■ Texte fourni ■
****************************************

Grâce à un écosystème de services numériques complet dans le véhicule, les OEM renforcent la fidélité de leurs clients et augmentent la valeur du client tout au long de sa vie (Customer Lifetime Value).
Une exigence clé pour les OEM est de se détacher de la vente de voitures en tant que produit unique et de se concentrer sur les revenus récurrents des services tout au long du cycle de vie du véhicule. La transition vers les SDV ouvre cette voie. Grâce à un écosystème diversifié de services numériques, les OEM peuvent renforcer la fidélité des clients en plaçant le véhicule au centre de l'interaction utilisateur et en offrant une expérience utilisateur immersive. Pour cela, le véhicule doit être établi en tant qu'interface utilisateur dans laquelle les clients interagissent de manière significative. Actuellement, les interactions qui génèrent des données pertinentes ne se font pas par le biais de l'interface utilisateur du véhicule, mais principalement par le biais du smartphone. Par conséquent, ces données ne sont pas accessibles aux OEM pour améliorer leurs services.
De plus, les utilisateurs sont déjà profondément engagés dans des écosystèmes technologiques concurrents, ce qui rend difficile le passage à un écosystème centré sur le véhicule. Pour exploiter leur potentiel, les OEM sont confrontés au défi de rendre les services nécessaires disponibles sous forme native pour les véhicules et de les intégrer de manière transparente à l'interface utilisateur du véhicule et à l'expérience utilisateur globale. Pour y parvenir, les OEM peuvent ouvrir leurs interfaces utilisateur aux acteurs technologiques qui apportent leur propre plateforme d'infodivertissement embarquée et leur propre écosystème d'applications (ce qu'ils font déjà) ou construire ou étendre leur propre écosystème d'applications par le biais d'applications spécialisées de fournisseurs tiers.

****************************************

■ Liste des données ■
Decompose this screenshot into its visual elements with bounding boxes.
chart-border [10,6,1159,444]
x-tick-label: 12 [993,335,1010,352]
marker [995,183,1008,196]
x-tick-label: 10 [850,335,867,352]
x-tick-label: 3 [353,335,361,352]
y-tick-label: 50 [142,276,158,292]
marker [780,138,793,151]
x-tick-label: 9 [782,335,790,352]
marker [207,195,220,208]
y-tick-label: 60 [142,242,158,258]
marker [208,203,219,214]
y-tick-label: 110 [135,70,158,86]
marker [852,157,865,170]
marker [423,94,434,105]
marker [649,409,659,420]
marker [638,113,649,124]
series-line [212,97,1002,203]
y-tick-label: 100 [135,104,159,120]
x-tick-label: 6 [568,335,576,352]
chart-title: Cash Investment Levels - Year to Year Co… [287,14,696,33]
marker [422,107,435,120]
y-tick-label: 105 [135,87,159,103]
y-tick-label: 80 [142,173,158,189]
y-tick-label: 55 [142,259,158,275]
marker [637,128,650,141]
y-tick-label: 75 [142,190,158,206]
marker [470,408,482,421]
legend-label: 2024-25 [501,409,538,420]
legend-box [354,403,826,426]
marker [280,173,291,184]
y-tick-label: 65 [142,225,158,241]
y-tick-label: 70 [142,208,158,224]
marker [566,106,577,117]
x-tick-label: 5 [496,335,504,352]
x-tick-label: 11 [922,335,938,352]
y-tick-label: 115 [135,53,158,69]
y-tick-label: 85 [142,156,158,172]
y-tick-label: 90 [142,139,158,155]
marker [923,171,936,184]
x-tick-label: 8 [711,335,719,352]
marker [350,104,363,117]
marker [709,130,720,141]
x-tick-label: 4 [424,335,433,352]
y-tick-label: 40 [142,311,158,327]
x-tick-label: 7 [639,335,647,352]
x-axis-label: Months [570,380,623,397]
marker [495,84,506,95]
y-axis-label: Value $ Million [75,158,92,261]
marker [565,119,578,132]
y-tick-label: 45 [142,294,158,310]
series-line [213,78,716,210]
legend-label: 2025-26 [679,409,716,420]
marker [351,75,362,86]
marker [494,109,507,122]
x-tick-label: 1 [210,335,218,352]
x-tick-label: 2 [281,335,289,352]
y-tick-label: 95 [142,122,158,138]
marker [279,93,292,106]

****************************************

■ Exercice court 1 ■
Relevez dans le texte fourni toutes les expressions distinctes formées d'un nom suivi du mot « utilisateur ».
■ Exercice court 2 ■
Répondez brièvement à partir du texte fourni :
(a) Par quel moyen se font principalement, aujourd'hui, les interactions qui génèrent des données pertinentes ?
(b) Dans quoi les utilisateurs sont-ils déjà profondément engagés ?
(c) Quelle expression anglaise accompagne « la valeur du client tout au long de sa vie » ?

■ Réponse complète 1 ■
interaction utilisateur
expérience utilisateur
interface utilisateur

■ Réponse complète 2 ■
(a) Par le biais du smartphone.
(b) Dans des écosystèmes technologiques concurrents.
(c) Customer Lifetime Value.